GOAL: Can you reproduce every line from the very start of the records through the line containing "y-axis-label: 元/斤 [22, 39, 55, 56]", including that line, with nothing altered?

PROVIDED MATERIAL:
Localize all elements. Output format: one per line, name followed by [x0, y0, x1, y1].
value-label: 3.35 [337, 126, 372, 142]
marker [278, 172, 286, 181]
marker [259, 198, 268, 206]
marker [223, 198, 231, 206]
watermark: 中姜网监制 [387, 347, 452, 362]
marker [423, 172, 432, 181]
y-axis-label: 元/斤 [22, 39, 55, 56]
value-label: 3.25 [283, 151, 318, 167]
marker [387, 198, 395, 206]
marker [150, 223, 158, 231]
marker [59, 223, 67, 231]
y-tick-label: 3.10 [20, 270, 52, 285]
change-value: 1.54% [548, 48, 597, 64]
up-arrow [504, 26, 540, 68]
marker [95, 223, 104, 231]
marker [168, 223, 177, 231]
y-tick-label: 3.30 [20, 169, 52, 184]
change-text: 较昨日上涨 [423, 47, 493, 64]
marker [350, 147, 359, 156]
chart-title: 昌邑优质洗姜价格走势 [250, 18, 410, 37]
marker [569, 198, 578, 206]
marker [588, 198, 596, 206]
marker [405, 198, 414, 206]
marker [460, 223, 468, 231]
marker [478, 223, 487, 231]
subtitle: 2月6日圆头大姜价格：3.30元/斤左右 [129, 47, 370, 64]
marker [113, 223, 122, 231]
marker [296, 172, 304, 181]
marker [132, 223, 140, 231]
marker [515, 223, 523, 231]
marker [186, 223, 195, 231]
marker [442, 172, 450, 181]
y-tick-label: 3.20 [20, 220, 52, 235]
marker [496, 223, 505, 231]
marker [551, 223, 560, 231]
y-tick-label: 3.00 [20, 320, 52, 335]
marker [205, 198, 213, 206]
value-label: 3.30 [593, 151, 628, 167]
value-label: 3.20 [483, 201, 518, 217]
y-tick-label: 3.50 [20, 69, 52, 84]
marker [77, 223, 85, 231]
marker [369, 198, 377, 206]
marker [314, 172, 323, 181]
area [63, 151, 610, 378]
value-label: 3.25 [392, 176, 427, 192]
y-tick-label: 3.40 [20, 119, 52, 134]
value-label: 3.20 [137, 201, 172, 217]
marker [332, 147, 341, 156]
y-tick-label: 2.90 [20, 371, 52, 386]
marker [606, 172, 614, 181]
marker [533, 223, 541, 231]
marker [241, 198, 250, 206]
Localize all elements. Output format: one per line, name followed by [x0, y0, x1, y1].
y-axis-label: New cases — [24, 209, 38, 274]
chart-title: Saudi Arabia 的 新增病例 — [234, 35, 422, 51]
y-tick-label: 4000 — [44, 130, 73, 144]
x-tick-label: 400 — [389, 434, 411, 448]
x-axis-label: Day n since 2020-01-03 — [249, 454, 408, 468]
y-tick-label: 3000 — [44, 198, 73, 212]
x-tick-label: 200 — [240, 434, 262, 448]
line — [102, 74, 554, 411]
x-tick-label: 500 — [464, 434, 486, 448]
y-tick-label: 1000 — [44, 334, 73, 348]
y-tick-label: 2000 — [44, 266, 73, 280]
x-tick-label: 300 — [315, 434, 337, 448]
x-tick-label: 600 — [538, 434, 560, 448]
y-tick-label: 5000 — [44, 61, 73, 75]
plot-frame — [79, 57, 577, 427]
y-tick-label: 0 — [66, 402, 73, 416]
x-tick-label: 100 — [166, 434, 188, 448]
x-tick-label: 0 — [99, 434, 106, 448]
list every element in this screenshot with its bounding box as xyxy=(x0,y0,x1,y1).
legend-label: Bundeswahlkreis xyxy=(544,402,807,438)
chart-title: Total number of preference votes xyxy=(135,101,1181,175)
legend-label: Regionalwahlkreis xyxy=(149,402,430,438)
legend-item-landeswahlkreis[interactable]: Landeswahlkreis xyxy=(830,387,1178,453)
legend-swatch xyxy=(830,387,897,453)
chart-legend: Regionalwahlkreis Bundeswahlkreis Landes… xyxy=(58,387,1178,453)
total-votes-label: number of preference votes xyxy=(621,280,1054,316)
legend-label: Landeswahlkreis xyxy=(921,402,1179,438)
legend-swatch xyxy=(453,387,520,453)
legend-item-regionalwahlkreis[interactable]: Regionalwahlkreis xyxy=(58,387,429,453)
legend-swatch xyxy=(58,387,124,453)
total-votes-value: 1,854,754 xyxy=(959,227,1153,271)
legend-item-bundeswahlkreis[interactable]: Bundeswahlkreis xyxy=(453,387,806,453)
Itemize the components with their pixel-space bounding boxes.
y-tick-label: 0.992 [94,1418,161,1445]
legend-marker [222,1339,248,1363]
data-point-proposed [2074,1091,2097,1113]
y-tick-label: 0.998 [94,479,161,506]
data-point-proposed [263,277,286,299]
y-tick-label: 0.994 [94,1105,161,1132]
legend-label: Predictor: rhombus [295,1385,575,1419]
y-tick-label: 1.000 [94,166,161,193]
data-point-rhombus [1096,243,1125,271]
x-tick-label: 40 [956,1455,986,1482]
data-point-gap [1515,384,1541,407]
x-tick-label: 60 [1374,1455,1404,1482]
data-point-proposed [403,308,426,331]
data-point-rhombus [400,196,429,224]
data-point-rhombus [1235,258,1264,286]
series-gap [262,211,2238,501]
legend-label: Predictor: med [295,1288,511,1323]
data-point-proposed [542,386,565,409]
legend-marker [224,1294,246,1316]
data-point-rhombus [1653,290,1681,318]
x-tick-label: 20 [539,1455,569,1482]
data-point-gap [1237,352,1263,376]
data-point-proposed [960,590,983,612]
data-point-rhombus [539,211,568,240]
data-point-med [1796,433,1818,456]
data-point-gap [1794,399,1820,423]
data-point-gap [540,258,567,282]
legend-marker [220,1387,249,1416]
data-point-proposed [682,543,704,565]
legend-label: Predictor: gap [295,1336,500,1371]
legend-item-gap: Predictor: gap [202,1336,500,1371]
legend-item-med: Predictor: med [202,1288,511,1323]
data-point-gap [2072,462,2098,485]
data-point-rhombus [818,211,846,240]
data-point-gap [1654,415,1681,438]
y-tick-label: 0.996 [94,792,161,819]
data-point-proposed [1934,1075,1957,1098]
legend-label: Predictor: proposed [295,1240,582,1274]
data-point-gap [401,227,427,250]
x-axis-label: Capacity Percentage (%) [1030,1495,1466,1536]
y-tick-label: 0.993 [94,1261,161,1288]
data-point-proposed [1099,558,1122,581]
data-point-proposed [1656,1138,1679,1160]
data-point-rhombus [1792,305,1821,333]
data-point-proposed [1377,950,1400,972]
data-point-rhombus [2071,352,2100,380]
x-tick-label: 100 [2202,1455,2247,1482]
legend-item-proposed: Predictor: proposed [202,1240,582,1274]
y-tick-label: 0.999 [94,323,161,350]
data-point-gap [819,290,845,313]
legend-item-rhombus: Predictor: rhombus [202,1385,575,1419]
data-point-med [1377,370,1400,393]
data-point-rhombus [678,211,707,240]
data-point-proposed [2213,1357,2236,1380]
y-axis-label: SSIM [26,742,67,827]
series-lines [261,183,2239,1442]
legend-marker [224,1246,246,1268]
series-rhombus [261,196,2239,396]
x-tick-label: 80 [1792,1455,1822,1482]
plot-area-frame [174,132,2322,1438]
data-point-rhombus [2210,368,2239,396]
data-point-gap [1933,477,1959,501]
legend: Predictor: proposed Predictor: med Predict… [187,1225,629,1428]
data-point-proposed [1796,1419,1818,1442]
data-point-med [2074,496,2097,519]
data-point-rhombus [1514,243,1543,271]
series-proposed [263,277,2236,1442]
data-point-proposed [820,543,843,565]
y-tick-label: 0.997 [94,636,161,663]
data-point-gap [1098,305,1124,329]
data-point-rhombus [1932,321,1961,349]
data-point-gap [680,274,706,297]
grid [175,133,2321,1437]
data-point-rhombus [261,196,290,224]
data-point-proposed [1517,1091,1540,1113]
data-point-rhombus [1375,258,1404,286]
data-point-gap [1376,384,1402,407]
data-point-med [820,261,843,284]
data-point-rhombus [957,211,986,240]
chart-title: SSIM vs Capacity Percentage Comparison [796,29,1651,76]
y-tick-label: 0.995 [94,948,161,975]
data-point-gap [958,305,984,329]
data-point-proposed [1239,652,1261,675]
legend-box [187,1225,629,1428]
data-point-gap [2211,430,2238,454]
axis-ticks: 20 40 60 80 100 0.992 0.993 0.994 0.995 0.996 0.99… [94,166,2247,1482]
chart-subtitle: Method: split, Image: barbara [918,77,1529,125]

FULL ANSWER:
Localize all elements. Output format: one per line, name followed by [x0, y0, x1, y1].
value-label: 3.35 [337, 126, 372, 142]
marker [278, 172, 286, 181]
marker [259, 198, 268, 206]
marker [223, 198, 231, 206]
watermark: 中姜网监制 [387, 347, 452, 362]
marker [423, 172, 432, 181]
y-axis-label: 元/斤 [22, 39, 55, 56]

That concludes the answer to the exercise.